§ **Directive**
Identify each line below that contains the word "einer", and copy it out.
__________________________________________________
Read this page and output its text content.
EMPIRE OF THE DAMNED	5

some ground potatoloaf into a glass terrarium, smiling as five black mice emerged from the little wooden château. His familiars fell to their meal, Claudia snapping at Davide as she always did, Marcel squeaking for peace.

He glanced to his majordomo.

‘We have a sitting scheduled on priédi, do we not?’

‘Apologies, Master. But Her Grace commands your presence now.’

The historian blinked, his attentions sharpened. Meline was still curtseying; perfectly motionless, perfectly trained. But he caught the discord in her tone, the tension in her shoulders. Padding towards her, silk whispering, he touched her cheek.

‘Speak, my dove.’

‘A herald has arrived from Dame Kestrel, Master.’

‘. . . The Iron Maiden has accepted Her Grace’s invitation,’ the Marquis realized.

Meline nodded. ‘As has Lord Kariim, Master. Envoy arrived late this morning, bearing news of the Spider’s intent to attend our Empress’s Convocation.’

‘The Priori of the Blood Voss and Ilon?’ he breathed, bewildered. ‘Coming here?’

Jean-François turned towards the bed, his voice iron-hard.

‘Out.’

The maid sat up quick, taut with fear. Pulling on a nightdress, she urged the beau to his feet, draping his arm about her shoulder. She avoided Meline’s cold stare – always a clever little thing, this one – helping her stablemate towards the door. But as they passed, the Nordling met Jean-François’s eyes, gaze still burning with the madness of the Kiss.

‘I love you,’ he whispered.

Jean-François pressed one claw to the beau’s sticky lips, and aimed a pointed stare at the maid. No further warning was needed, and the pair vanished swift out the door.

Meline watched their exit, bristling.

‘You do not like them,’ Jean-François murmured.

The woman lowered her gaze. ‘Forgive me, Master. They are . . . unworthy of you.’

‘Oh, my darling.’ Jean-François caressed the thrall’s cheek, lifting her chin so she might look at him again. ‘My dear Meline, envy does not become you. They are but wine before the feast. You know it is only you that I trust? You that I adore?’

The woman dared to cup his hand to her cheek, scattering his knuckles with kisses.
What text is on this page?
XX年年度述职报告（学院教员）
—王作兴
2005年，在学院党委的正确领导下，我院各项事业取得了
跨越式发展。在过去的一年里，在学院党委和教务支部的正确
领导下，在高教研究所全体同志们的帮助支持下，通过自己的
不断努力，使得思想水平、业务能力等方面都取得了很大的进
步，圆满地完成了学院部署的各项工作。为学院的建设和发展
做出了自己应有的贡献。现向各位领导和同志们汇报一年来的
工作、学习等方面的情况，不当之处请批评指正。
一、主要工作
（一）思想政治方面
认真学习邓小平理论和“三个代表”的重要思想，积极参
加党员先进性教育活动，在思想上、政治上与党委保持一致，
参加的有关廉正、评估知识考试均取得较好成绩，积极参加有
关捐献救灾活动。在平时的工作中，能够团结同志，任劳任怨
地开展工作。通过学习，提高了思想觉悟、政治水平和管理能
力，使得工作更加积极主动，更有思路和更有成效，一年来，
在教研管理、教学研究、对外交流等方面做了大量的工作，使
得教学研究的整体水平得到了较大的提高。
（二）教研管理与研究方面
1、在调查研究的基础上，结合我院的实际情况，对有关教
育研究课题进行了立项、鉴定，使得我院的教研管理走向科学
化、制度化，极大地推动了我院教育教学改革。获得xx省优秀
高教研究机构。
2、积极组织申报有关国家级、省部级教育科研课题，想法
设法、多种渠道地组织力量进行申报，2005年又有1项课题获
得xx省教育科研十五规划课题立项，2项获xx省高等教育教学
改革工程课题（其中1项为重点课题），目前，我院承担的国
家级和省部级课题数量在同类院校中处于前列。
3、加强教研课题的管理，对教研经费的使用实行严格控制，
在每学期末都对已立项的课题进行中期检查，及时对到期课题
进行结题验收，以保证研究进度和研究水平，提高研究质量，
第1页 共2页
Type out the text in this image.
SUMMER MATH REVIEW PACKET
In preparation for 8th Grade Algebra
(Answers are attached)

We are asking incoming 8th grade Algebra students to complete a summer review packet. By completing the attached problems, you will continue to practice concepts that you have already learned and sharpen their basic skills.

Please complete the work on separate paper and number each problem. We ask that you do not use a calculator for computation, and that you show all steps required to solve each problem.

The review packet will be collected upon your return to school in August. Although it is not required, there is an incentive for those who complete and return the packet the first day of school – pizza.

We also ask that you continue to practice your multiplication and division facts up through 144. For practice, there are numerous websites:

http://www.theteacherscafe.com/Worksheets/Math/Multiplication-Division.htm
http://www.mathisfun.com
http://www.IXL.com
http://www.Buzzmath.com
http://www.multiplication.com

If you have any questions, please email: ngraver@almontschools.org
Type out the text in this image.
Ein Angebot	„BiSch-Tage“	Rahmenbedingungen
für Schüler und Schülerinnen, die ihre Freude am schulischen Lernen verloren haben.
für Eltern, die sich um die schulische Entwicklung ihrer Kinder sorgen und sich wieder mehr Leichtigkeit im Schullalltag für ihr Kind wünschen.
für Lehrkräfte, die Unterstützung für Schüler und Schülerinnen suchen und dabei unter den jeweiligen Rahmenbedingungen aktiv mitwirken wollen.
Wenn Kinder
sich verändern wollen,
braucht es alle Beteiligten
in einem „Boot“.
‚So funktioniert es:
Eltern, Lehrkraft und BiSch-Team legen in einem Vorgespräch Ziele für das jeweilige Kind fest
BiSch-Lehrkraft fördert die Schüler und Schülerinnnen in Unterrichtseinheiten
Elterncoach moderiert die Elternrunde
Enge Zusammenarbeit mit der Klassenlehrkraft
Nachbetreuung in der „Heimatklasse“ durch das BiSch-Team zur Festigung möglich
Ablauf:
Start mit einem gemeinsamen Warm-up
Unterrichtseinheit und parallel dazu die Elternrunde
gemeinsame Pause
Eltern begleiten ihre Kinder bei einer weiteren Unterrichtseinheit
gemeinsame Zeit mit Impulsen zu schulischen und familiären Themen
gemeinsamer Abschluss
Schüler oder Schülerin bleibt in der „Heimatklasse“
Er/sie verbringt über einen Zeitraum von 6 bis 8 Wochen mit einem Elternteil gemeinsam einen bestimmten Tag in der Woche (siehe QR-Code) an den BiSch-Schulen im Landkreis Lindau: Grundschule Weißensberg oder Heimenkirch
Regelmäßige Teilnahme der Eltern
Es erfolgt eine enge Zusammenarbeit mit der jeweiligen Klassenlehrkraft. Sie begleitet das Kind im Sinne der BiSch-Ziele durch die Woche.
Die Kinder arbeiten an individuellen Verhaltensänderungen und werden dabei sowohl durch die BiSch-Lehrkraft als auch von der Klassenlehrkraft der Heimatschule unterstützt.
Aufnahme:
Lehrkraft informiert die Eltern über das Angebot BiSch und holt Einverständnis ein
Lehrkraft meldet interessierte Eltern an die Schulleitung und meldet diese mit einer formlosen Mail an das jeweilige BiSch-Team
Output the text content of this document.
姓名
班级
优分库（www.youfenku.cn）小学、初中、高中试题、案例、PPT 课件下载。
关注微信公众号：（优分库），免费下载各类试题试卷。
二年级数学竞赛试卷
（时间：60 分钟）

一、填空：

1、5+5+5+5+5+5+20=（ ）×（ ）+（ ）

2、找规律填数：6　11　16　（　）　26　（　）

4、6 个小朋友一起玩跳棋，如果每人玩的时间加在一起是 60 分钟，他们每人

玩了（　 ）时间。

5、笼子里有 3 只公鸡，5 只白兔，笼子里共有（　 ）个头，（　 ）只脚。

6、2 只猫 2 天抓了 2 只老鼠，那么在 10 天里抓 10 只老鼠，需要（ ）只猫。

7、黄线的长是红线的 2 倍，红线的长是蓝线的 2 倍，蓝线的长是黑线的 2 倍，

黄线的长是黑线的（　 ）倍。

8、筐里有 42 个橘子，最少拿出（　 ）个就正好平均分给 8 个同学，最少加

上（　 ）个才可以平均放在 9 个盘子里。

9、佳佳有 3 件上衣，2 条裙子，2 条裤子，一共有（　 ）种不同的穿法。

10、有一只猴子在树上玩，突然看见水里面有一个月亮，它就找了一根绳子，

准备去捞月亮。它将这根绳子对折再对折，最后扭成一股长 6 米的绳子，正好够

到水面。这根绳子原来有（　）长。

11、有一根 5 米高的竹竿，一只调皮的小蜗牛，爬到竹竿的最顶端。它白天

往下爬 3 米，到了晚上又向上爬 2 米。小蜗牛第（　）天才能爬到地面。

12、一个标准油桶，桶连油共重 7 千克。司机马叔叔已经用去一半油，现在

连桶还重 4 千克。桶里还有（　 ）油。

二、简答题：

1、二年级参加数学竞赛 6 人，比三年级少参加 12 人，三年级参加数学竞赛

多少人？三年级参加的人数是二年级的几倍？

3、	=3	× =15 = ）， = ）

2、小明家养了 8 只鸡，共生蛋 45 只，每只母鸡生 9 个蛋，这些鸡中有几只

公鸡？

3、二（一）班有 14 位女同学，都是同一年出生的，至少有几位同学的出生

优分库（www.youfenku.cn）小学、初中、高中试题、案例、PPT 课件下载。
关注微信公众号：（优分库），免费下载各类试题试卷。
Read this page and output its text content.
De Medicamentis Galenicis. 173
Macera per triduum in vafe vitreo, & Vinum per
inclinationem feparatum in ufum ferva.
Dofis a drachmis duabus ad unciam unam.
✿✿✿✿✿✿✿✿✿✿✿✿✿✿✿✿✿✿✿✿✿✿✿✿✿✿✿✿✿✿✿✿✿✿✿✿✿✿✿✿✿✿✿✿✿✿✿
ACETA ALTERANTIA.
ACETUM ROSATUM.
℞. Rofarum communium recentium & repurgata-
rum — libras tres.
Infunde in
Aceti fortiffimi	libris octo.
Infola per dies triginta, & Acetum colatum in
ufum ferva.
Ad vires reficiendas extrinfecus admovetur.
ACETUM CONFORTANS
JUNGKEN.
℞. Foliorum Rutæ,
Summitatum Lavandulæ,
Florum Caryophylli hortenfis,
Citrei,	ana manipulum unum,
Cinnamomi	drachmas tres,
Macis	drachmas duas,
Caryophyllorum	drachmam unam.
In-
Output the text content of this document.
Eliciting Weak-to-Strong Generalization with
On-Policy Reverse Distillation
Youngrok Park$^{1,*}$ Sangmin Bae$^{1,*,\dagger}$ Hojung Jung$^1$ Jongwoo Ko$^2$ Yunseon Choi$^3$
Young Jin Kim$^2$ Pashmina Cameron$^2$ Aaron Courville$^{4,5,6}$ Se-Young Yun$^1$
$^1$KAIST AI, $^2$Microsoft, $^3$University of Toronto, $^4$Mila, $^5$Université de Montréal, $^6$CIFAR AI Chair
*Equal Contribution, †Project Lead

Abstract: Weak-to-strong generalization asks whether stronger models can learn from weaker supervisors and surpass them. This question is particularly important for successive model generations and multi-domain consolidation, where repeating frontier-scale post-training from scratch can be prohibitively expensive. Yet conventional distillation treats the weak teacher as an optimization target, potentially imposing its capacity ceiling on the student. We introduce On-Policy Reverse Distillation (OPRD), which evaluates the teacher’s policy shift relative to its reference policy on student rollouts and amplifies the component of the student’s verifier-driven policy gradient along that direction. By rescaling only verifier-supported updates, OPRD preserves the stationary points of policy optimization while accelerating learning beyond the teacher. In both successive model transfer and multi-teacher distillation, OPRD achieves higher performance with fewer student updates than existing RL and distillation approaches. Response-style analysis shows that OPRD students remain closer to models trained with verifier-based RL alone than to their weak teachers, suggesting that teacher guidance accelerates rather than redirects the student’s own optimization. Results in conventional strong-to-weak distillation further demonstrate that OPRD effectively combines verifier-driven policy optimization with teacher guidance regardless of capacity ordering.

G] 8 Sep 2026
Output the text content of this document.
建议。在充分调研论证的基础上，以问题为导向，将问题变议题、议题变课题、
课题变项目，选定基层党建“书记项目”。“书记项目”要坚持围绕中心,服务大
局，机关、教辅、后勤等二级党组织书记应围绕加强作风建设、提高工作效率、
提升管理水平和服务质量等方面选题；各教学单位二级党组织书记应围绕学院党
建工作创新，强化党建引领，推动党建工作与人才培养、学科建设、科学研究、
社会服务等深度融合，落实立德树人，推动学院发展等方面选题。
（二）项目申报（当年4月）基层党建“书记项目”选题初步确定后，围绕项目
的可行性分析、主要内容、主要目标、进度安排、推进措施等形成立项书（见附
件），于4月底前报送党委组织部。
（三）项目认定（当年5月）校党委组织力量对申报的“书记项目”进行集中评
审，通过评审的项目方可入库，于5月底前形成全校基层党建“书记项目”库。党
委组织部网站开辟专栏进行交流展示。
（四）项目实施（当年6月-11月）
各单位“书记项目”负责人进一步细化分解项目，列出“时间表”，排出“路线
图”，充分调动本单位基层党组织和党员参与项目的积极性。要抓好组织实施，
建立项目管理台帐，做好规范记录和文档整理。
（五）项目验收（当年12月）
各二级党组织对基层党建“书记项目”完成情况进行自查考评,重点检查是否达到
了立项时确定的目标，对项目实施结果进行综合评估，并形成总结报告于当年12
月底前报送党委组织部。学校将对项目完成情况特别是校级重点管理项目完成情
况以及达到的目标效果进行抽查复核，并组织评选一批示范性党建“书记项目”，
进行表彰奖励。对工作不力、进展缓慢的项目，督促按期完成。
__________________________________________________
§ **Exercise answer**
Eltern begleiten ihre Kinder bei einer weiteren Unterrichtseinheit
Lehrkraft meldet interessierte Eltern an die Schulleitung und meldet diese mit einer formlosen Mail an das jeweilige BiSch-Team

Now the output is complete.